(Items listed in a dataset)
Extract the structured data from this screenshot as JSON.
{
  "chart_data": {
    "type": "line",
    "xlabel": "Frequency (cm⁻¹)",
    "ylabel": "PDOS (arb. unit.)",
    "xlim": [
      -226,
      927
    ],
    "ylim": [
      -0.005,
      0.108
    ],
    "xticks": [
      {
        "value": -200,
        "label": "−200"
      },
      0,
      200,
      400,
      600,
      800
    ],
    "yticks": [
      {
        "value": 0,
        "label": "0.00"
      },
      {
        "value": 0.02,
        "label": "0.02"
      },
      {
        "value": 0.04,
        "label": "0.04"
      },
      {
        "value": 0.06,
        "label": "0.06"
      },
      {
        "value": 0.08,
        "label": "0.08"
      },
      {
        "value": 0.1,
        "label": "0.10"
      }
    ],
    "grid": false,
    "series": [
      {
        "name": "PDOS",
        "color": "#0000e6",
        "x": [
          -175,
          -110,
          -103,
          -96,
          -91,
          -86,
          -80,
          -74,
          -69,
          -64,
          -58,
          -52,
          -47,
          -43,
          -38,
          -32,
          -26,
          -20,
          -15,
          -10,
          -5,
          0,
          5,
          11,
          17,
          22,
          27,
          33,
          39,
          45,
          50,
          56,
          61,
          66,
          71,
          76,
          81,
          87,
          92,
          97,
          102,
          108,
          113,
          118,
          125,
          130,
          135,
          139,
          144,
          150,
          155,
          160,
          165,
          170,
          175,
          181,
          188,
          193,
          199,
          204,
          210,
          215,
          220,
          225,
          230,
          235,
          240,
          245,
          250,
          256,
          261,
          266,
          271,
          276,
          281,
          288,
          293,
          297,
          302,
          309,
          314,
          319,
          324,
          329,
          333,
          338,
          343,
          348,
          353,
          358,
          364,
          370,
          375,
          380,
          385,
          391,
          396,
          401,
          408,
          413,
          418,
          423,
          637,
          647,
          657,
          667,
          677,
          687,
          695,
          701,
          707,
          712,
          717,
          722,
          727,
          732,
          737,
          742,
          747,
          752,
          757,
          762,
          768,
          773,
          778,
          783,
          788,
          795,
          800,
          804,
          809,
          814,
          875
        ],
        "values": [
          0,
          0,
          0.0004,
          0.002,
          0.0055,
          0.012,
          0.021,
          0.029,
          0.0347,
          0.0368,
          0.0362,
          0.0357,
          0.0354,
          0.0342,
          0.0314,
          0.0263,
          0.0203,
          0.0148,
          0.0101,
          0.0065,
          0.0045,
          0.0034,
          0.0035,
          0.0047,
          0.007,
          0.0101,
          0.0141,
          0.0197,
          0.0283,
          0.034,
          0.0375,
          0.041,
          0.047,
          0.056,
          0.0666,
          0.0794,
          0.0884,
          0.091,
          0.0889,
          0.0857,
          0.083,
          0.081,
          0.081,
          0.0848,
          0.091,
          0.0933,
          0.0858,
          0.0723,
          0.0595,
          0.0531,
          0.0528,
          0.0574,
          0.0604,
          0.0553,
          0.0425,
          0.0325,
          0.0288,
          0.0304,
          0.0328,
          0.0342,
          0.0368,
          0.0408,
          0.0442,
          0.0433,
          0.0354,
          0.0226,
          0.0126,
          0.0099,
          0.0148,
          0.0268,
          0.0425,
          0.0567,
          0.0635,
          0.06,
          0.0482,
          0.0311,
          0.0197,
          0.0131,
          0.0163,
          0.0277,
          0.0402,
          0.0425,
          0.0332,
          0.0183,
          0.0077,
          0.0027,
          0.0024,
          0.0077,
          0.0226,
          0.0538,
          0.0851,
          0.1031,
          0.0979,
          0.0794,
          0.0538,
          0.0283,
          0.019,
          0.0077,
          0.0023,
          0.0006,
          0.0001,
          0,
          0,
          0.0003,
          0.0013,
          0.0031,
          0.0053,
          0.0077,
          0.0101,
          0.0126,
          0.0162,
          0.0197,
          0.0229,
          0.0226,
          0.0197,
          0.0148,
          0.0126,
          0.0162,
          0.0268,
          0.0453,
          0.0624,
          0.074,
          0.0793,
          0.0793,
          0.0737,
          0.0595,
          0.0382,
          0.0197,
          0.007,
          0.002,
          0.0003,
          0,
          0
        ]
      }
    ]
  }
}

**Requirements:** Your task is to give the records above again, exactly.

**Correct answer:**
Extract the structured data from this screenshot as JSON.
{
  "chart_data": {
    "type": "line",
    "xlabel": "Frequency (cm⁻¹)",
    "ylabel": "PDOS (arb. unit.)",
    "xlim": [
      -226,
      927
    ],
    "ylim": [
      -0.005,
      0.108
    ],
    "xticks": [
      {
        "value": -200,
        "label": "−200"
      },
      0,
      200,
      400,
      600,
      800
    ],
    "yticks": [
      {
        "value": 0,
        "label": "0.00"
      },
      {
        "value": 0.02,
        "label": "0.02"
      },
      {
        "value": 0.04,
        "label": "0.04"
      },
      {
        "value": 0.06,
        "label": "0.06"
      },
      {
        "value": 0.08,
        "label": "0.08"
      },
      {
        "value": 0.1,
        "label": "0.10"
      }
    ],
    "grid": false,
    "series": [
      {
        "name": "PDOS",
        "color": "#0000e6",
        "x": [
          -175,
          -110,
          -103,
          -96,
          -91,
          -86,
          -80,
          -74,
          -69,
          -64,
          -58,
          -52,
          -47,
          -43,
          -38,
          -32,
          -26,
          -20,
          -15,
          -10,
          -5,
          0,
          5,
          11,
          17,
          22,
          27,
          33,
          39,
          45,
          50,
          56,
          61,
          66,
          71,
          76,
          81,
          87,
          92,
          97,
          102,
          108,
          113,
          118,
          125,
          130,
          135,
          139,
          144,
          150,
          155,
          160,
          165,
          170,
          175,
          181,
          188,
          193,
          199,
          204,
          210,
          215,
          220,
          225,
          230,
          235,
          240,
          245,
          250,
          256,
          261,
          266,
          271,
          276,
          281,
          288,
          293,
          297,
          302,
          309,
          314,
          319,
          324,
          329,
          333,
          338,
          343,
          348,
          353,
          358,
          364,
          370,
          375,
          380,
          385,
          391,
          396,
          401,
          408,
          413,
          418,
          423,
          637,
          647,
          657,
          667,
          677,
          687,
          695,
          701,
          707,
          712,
          717,
          722,
          727,
          732,
          737,
          742,
          747,
          752,
          757,
          762,
          768,
          773,
          778,
          783,
          788,
          795,
          800,
          804,
          809,
          814,
          875
        ],
        "values": [
          0,
          0,
          0.0004,
          0.002,
          0.0055,
          0.012,
          0.021,
          0.029,
          0.0347,
          0.0368,
          0.0362,
          0.0357,
          0.0354,
          0.0342,
          0.0314,
          0.0263,
          0.0203,
          0.0148,
          0.0101,
          0.0065,
          0.0045,
          0.0034,
          0.0035,
          0.0047,
          0.007,
          0.0101,
          0.0141,
          0.0197,
          0.0283,
          0.034,
          0.0375,
          0.041,
          0.047,
          0.056,
          0.0666,
          0.0794,
          0.0884,
          0.091,
          0.0889,
          0.0857,
          0.083,
          0.081,
          0.081,
          0.0848,
          0.091,
          0.0933,
          0.0858,
          0.0723,
          0.0595,
          0.0531,
          0.0528,
          0.0574,
          0.0604,
          0.0553,
          0.0425,
          0.0325,
          0.0288,
          0.0304,
          0.0328,
          0.0342,
          0.0368,
          0.0408,
          0.0442,
          0.0433,
          0.0354,
          0.0226,
          0.0126,
          0.0099,
          0.0148,
          0.0268,
          0.0425,
          0.0567,
          0.0635,
          0.06,
          0.0482,
          0.0311,
          0.0197,
          0.0131,
          0.0163,
          0.0277,
          0.0402,
          0.0425,
          0.0332,
          0.0183,
          0.0077,
          0.0027,
          0.0024,
          0.0077,
          0.0226,
          0.0538,
          0.0851,
          0.1031,
          0.0979,
          0.0794,
          0.0538,
          0.0283,
          0.019,
          0.0077,
          0.0023,
          0.0006,
          0.0001,
          0,
          0,
          0.0003,
          0.0013,
          0.0031,
          0.0053,
          0.0077,
          0.0101,
          0.0126,
          0.0162,
          0.0197,
          0.0229,
          0.0226,
          0.0197,
          0.0148,
          0.0126,
          0.0162,
          0.0268,
          0.0453,
          0.0624,
          0.074,
          0.0793,
          0.0793,
          0.0737,
          0.0595,
          0.0382,
          0.0197,
          0.007,
          0.002,
          0.0003,
          0,
          0
        ]
      }
    ]
  }
}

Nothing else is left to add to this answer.